* [TASK INSTRUCTIONS] Repeat all of the records verbatim.

Saved entries
┌────────

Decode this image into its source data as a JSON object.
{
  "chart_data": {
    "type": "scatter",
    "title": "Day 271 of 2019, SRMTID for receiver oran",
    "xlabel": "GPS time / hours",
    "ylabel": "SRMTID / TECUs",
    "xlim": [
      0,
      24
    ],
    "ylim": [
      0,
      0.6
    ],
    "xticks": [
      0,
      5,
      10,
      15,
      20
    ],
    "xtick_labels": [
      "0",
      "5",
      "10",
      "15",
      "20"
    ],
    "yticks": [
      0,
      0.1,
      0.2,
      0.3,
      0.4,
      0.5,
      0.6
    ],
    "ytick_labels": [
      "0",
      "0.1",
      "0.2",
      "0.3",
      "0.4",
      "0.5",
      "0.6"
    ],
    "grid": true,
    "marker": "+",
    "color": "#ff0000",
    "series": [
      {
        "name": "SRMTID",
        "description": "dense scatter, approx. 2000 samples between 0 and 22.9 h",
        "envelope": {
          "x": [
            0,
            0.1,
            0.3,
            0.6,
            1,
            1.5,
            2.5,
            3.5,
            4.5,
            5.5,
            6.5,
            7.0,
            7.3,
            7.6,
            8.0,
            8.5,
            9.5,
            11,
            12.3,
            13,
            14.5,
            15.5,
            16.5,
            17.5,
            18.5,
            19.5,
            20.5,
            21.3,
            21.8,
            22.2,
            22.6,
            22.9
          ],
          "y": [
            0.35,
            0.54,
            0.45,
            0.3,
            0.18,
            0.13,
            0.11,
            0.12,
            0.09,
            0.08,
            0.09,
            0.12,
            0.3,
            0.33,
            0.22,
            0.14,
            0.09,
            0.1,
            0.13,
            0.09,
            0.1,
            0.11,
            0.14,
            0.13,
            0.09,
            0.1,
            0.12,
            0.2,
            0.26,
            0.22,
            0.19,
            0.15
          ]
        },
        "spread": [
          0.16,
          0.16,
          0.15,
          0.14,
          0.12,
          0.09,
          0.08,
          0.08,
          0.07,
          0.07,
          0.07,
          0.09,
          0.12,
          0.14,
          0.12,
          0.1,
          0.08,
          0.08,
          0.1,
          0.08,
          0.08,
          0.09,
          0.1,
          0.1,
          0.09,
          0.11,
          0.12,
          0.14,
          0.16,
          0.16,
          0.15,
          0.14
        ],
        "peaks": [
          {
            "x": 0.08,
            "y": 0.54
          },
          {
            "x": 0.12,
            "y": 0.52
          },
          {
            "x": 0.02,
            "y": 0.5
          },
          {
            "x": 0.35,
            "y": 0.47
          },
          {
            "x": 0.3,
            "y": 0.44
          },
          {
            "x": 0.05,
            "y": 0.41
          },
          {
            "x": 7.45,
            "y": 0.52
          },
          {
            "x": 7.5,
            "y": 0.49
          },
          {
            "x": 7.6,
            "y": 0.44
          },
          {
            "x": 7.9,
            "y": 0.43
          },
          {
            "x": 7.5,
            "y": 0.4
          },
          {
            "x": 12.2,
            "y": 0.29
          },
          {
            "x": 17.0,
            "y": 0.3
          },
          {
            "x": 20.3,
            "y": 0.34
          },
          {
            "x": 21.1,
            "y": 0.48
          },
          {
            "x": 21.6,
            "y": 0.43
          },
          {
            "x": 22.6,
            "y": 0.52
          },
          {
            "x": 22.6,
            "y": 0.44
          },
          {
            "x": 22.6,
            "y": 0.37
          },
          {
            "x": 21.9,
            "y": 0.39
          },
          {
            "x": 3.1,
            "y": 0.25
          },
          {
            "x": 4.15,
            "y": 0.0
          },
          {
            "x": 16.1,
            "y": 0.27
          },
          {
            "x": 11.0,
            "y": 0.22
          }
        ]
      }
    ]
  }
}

└────────

* [EXERCISE ANSWER]
Decode this image into its source data as a JSON object.
{
  "chart_data": {
    "type": "scatter",
    "title": "Day 271 of 2019, SRMTID for receiver oran",
    "xlabel": "GPS time / hours",
    "ylabel": "SRMTID / TECUs",
    "xlim": [
      0,
      24
    ],
    "ylim": [
      0,
      0.6
    ],
    "xticks": [
      0,
      5,
      10,
      15,
      20
    ],
    "xtick_labels": [
      "0",
      "5",
      "10",
      "15",
      "20"
    ],
    "yticks": [
      0,
      0.1,
      0.2,
      0.3,
      0.4,
      0.5,
      0.6
    ],
    "ytick_labels": [
      "0",
      "0.1",
      "0.2",
      "0.3",
      "0.4",
      "0.5",
      "0.6"
    ],
    "grid": true,
    "marker": "+",
    "color": "#ff0000",
    "series": [
      {
        "name": "SRMTID",
        "description": "dense scatter, approx. 2000 samples between 0 and 22.9 h",
        "envelope": {
          "x": [
            0,
            0.1,
            0.3,
            0.6,
            1,
            1.5,
            2.5,
            3.5,
            4.5,
            5.5,
            6.5,
            7.0,
            7.3,
            7.6,
            8.0,
            8.5,
            9.5,
            11,
            12.3,
            13,
            14.5,
            15.5,
            16.5,
            17.5,
            18.5,
            19.5,
            20.5,
            21.3,
            21.8,
            22.2,
            22.6,
            22.9
          ],
          "y": [
            0.35,
            0.54,
            0.45,
            0.3,
            0.18,
            0.13,
            0.11,
            0.12,
            0.09,
            0.08,
            0.09,
            0.12,
            0.3,
            0.33,
            0.22,
            0.14,
            0.09,
            0.1,
            0.13,
            0.09,
            0.1,
            0.11,
            0.14,
            0.13,
            0.09,
            0.1,
            0.12,
            0.2,
            0.26,
            0.22,
            0.19,
            0.15
          ]
        },
        "spread": [
          0.16,
          0.16,
          0.15,
          0.14,
          0.12,
          0.09,
          0.08,
          0.08,
          0.07,
          0.07,
          0.07,
          0.09,
          0.12,
          0.14,
          0.12,
          0.1,
          0.08,
          0.08,
          0.1,
          0.08,
          0.08,
          0.09,
          0.1,
          0.1,
          0.09,
          0.11,
          0.12,
          0.14,
          0.16,
          0.16,
          0.15,
          0.14
        ],
        "peaks": [
          {
            "x": 0.08,
            "y": 0.54
          },
          {
            "x": 0.12,
            "y": 0.52
          },
          {
            "x": 0.02,
            "y": 0.5
          },
          {
            "x": 0.35,
            "y": 0.47
          },
          {
            "x": 0.3,
            "y": 0.44
          },
          {
            "x": 0.05,
            "y": 0.41
          },
          {
            "x": 7.45,
            "y": 0.52
          },
          {
            "x": 7.5,
            "y": 0.49
          },
          {
            "x": 7.6,
            "y": 0.44
          },
          {
            "x": 7.9,
            "y": 0.43
          },
          {
            "x": 7.5,
            "y": 0.4
          },
          {
            "x": 12.2,
            "y": 0.29
          },
          {
            "x": 17.0,
            "y": 0.3
          },
          {
            "x": 20.3,
            "y": 0.34
          },
          {
            "x": 21.1,
            "y": 0.48
          },
          {
            "x": 21.6,
            "y": 0.43
          },
          {
            "x": 22.6,
            "y": 0.52
          },
          {
            "x": 22.6,
            "y": 0.44
          },
          {
            "x": 22.6,
            "y": 0.37
          },
          {
            "x": 21.9,
            "y": 0.39
          },
          {
            "x": 3.1,
            "y": 0.25
          },
          {
            "x": 4.15,
            "y": 0.0
          },
          {
            "x": 16.1,
            "y": 0.27
          },
          {
            "x": 11.0,
            "y": 0.22
          }
        ]
      }
    ]
  }
}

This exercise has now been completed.